- _WORK INSTRUCTIONS_: Gather all lines in the records below that include the word "لتكن".

- _DATA SUPPLIED_:
>>>
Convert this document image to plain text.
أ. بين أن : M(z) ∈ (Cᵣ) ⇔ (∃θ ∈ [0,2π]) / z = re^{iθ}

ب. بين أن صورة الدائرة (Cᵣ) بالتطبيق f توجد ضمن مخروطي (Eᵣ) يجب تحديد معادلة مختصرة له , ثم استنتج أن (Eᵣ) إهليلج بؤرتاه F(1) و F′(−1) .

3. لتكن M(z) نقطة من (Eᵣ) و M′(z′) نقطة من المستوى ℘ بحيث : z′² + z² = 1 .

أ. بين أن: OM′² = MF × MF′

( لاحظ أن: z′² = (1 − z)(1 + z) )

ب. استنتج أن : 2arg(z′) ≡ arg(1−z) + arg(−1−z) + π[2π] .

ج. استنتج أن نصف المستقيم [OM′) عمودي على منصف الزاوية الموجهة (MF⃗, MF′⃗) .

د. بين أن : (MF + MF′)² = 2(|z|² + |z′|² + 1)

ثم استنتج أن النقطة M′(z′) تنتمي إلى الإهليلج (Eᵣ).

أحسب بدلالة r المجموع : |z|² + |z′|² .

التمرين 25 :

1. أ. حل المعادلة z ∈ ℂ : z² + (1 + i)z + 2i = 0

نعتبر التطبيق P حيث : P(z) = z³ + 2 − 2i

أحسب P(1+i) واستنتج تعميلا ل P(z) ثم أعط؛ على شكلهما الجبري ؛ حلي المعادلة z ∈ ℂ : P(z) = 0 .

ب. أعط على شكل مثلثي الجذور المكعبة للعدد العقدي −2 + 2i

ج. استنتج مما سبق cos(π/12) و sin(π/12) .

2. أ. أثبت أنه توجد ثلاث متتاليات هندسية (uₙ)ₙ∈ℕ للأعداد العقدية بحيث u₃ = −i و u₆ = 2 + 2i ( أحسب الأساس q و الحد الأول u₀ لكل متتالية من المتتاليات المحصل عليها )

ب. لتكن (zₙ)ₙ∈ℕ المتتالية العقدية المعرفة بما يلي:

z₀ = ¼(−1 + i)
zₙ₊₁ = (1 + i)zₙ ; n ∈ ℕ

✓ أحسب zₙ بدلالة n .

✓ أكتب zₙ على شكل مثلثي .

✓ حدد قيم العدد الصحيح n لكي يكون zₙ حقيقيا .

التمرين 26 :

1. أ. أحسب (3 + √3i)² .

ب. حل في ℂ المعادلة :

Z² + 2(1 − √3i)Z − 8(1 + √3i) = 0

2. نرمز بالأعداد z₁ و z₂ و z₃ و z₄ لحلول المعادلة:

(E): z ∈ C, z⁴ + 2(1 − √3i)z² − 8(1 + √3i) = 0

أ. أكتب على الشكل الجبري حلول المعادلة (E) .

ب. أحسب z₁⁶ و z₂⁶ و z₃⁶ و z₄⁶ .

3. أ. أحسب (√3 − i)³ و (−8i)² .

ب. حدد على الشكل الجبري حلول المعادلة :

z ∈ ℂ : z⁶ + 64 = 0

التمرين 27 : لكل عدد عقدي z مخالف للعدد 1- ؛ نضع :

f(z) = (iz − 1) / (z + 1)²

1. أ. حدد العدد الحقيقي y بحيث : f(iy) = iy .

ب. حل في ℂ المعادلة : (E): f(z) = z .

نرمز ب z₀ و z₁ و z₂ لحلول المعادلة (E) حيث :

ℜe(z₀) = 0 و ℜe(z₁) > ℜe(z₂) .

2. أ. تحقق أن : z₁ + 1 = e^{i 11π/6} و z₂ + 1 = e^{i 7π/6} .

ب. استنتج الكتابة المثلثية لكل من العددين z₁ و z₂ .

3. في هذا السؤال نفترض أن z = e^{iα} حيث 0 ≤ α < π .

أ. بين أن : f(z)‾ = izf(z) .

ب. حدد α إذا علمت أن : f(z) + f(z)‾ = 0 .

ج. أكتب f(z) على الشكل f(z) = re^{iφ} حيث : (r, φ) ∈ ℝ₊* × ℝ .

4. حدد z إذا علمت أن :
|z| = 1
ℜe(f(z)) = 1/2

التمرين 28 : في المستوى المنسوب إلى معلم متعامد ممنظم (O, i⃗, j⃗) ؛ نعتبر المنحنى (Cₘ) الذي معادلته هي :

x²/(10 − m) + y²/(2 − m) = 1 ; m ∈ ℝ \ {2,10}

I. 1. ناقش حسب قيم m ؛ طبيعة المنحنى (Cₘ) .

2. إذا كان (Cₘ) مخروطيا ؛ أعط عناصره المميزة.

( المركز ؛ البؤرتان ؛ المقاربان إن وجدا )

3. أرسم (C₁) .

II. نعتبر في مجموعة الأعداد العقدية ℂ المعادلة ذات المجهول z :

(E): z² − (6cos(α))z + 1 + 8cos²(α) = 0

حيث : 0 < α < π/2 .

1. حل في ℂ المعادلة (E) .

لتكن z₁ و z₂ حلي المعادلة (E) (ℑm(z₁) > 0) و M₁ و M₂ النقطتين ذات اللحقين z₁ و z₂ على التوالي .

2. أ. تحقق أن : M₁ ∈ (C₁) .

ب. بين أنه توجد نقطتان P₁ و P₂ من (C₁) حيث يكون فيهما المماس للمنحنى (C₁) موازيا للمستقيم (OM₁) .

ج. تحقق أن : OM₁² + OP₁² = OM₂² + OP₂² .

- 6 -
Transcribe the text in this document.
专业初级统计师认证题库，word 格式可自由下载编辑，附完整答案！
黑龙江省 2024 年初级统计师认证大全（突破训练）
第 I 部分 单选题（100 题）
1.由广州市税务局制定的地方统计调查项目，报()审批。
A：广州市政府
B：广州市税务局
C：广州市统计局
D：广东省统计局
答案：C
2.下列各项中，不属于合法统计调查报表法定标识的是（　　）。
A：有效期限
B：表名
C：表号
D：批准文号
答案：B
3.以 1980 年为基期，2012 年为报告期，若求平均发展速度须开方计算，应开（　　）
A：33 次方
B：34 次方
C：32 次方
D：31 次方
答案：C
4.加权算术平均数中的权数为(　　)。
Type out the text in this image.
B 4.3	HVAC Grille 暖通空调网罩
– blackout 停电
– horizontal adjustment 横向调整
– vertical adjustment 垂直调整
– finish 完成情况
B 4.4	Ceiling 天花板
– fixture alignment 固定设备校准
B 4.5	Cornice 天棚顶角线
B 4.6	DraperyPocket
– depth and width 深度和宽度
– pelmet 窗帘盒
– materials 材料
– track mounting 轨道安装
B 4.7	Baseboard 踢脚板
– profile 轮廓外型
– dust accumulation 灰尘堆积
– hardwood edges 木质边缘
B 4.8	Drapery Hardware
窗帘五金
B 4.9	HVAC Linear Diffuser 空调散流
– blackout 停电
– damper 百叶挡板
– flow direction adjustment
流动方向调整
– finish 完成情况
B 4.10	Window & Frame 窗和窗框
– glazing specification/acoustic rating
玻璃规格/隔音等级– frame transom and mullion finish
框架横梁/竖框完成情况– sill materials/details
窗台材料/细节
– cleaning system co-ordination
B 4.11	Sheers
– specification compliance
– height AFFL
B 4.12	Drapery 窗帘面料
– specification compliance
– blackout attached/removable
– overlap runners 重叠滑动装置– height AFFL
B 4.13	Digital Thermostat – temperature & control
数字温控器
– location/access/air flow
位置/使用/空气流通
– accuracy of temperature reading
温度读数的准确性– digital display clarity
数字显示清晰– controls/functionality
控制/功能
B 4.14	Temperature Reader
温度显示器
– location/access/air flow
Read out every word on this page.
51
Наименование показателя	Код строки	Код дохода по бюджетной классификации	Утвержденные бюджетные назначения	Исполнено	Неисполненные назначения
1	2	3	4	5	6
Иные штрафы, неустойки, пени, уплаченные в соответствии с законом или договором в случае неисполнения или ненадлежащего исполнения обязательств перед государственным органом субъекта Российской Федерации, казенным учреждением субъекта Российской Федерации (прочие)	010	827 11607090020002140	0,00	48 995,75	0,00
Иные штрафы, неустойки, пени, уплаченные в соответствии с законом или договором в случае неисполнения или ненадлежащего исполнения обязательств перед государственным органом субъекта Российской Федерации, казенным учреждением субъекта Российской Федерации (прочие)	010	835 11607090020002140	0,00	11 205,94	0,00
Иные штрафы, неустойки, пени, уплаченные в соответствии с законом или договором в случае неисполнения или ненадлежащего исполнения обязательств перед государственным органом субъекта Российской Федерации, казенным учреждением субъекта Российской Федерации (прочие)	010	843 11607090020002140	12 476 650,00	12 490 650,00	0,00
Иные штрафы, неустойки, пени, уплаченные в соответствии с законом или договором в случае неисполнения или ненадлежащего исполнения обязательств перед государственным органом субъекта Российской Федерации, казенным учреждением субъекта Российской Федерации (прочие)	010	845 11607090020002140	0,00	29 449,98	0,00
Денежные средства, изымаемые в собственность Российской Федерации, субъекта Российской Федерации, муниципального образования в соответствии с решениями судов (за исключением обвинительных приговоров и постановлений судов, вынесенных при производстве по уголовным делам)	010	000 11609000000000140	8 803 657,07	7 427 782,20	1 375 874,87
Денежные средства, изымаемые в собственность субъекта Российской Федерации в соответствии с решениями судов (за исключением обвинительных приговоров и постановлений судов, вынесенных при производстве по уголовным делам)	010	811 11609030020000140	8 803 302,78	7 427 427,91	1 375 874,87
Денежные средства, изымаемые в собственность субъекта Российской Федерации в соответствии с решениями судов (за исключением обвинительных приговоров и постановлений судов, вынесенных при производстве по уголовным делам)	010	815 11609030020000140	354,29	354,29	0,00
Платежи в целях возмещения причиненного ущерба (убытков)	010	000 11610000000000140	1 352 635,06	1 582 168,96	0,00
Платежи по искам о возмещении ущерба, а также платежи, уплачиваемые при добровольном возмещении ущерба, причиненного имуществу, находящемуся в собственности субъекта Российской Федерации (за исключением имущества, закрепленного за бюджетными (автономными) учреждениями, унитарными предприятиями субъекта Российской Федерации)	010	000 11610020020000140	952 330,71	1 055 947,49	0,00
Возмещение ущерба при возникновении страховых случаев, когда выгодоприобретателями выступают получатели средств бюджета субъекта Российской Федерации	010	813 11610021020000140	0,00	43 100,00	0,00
<<<
- _SOLUTION FOR THIS TASK_:
3. لتكن M(z) نقطة من (Eᵣ) و M′(z′) نقطة من المستوى ℘ بحيث : z′² + z² = 1 .
ب. لتكن (zₙ)ₙ∈ℕ المتتالية العقدية المعرفة بما يلي:
لتكن z₁ و z₂ حلي المعادلة (E) (ℑm(z₁) > 0) و M₁ و M₂ النقطتين ذات اللحقين z₁ و z₂ على التوالي .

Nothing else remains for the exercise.